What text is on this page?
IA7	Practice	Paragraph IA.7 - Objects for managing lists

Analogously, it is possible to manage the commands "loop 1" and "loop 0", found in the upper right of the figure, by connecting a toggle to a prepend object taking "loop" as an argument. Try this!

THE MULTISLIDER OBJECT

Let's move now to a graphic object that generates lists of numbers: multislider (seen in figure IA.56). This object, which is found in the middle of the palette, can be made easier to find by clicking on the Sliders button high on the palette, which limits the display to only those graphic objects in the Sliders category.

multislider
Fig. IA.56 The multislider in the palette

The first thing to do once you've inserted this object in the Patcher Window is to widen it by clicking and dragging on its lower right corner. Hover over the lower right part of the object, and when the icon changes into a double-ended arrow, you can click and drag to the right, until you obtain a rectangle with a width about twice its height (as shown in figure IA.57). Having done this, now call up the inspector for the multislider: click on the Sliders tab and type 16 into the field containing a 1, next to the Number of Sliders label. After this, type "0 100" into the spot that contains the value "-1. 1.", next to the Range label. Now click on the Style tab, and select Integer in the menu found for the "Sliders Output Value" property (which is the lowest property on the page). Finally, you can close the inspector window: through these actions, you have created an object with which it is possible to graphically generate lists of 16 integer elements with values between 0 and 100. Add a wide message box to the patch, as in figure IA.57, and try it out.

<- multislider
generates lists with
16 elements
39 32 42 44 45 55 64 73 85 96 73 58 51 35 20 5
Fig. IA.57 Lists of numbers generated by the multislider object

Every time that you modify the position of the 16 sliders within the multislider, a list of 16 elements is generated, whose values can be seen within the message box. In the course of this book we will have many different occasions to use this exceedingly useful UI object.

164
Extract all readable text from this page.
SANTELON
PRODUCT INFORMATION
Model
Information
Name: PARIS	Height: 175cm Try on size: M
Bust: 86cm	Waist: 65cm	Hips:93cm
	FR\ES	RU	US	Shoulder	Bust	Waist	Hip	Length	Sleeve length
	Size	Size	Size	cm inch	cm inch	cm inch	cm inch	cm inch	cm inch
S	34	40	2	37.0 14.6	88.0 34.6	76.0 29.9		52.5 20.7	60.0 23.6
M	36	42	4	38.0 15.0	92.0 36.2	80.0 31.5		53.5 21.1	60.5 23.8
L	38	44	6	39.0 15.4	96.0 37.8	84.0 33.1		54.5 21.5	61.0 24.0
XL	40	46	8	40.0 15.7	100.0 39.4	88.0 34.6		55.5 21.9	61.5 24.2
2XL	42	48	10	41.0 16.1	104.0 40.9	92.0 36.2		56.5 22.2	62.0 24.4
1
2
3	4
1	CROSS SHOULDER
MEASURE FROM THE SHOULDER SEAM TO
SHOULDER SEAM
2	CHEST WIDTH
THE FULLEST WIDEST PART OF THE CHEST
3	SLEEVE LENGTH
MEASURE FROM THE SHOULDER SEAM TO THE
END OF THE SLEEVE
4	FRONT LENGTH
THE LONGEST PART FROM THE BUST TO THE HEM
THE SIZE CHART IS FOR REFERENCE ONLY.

****************************************

» **YOUR TASK**: Write out every entry again exactly, please, with nothing missing.

» **THE ANSWER**:
What text is on this page?
IA7	Practice	Paragraph IA.7 - Objects for managing lists

Analogously, it is possible to manage the commands "loop 1" and "loop 0", found in the upper right of the figure, by connecting a toggle to a prepend object taking "loop" as an argument. Try this!

THE MULTISLIDER OBJECT

Let's move now to a graphic object that generates lists of numbers: multislider (seen in figure IA.56). This object, which is found in the middle of the palette, can be made easier to find by clicking on the Sliders button high on the palette, which limits the display to only those graphic objects in the Sliders category.

multislider
Fig. IA.56 The multislider in the palette

The first thing to do once you've inserted this object in the Patcher Window is to widen it by clicking and dragging on its lower right corner. Hover over the lower right part of the object, and when the icon changes into a double-ended arrow, you can click and drag to the right, until you obtain a rectangle with a width about twice its height (as shown in figure IA.57). Having done this, now call up the inspector for the multislider: click on the Sliders tab and type 16 into the field containing a 1, next to the Number of Sliders label. After this, type "0 100" into the spot that contains the value "-1. 1.", next to the Range label. Now click on the Style tab, and select Integer in the menu found for the "Sliders Output Value" property (which is the lowest property on the page). Finally, you can close the inspector window: through these actions, you have created an object with which it is possible to graphically generate lists of 16 integer elements with values between 0 and 100. Add a wide message box to the patch, as in figure IA.57, and try it out.

<- multislider
generates lists with
16 elements
39 32 42 44 45 55 64 73 85 96 73 58 51 35 20 5
Fig. IA.57 Lists of numbers generated by the multislider object

Every time that you modify the position of the 16 sliders within the multislider, a list of 16 elements is generated, whose values can be seen within the message box. In the course of this book we will have many different occasions to use this exceedingly useful UI object.

164
Extract all readable text from this page.
SANTELON
PRODUCT INFORMATION
Model
Information
Name: PARIS	Height: 175cm Try on size: M
Bust: 86cm	Waist: 65cm	Hips:93cm
	FR\ES	RU	US	Shoulder	Bust	Waist	Hip	Length	Sleeve length
	Size	Size	Size	cm inch	cm inch	cm inch	cm inch	cm inch	cm inch
S	34	40	2	37.0 14.6	88.0 34.6	76.0 29.9		52.5 20.7	60.0 23.6
M	36	42	4	38.0 15.0	92.0 36.2	80.0 31.5		53.5 21.1	60.5 23.8
L	38	44	6	39.0 15.4	96.0 37.8	84.0 33.1		54.5 21.5	61.0 24.0
XL	40	46	8	40.0 15.7	100.0 39.4	88.0 34.6		55.5 21.9	61.5 24.2
2XL	42	48	10	41.0 16.1	104.0 40.9	92.0 36.2		56.5 22.2	62.0 24.4
1
2
3	4
1	CROSS SHOULDER
MEASURE FROM THE SHOULDER SEAM TO
SHOULDER SEAM
2	CHEST WIDTH
THE FULLEST WIDEST PART OF THE CHEST
3	SLEEVE LENGTH
MEASURE FROM THE SHOULDER SEAM TO THE
END OF THE SLEEVE
4	FRONT LENGTH
THE LONGEST PART FROM THE BUST TO THE HEM
THE SIZE CHART IS FOR REFERENCE ONLY.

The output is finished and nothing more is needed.